Provided entries:
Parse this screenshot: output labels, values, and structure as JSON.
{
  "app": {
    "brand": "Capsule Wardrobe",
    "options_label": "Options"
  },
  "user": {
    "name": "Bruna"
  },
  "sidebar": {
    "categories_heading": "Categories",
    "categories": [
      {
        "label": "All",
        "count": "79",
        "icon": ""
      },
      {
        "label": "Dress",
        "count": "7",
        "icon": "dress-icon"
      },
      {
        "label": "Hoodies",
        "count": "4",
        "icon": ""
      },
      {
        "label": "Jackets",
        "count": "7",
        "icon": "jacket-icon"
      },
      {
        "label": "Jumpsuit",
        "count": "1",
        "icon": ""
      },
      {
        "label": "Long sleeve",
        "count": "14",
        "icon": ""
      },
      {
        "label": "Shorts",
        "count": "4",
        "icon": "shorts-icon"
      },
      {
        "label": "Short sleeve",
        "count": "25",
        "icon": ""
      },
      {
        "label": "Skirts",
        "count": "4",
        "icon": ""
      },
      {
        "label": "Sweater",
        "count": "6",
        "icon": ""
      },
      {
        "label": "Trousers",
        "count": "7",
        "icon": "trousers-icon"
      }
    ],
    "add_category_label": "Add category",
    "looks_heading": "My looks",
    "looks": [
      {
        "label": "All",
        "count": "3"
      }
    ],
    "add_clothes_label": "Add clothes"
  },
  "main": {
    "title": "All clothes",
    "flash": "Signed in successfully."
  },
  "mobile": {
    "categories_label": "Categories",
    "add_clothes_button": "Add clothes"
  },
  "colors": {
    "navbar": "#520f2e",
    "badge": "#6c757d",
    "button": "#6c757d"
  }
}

Written problem: Quote all of the entries exactly as they appear.

Exercise response:
Parse this screenshot: output labels, values, and structure as JSON.
{
  "app": {
    "brand": "Capsule Wardrobe",
    "options_label": "Options"
  },
  "user": {
    "name": "Bruna"
  },
  "sidebar": {
    "categories_heading": "Categories",
    "categories": [
      {
        "label": "All",
        "count": "79",
        "icon": ""
      },
      {
        "label": "Dress",
        "count": "7",
        "icon": "dress-icon"
      },
      {
        "label": "Hoodies",
        "count": "4",
        "icon": ""
      },
      {
        "label": "Jackets",
        "count": "7",
        "icon": "jacket-icon"
      },
      {
        "label": "Jumpsuit",
        "count": "1",
        "icon": ""
      },
      {
        "label": "Long sleeve",
        "count": "14",
        "icon": ""
      },
      {
        "label": "Shorts",
        "count": "4",
        "icon": "shorts-icon"
      },
      {
        "label": "Short sleeve",
        "count": "25",
        "icon": ""
      },
      {
        "label": "Skirts",
        "count": "4",
        "icon": ""
      },
      {
        "label": "Sweater",
        "count": "6",
        "icon": ""
      },
      {
        "label": "Trousers",
        "count": "7",
        "icon": "trousers-icon"
      }
    ],
    "add_category_label": "Add category",
    "looks_heading": "My looks",
    "looks": [
      {
        "label": "All",
        "count": "3"
      }
    ],
    "add_clothes_label": "Add clothes"
  },
  "main": {
    "title": "All clothes",
    "flash": "Signed in successfully."
  },
  "mobile": {
    "categories_label": "Categories",
    "add_clothes_button": "Add clothes"
  },
  "colors": {
    "navbar": "#520f2e",
    "badge": "#6c757d",
    "button": "#6c757d"
  }
}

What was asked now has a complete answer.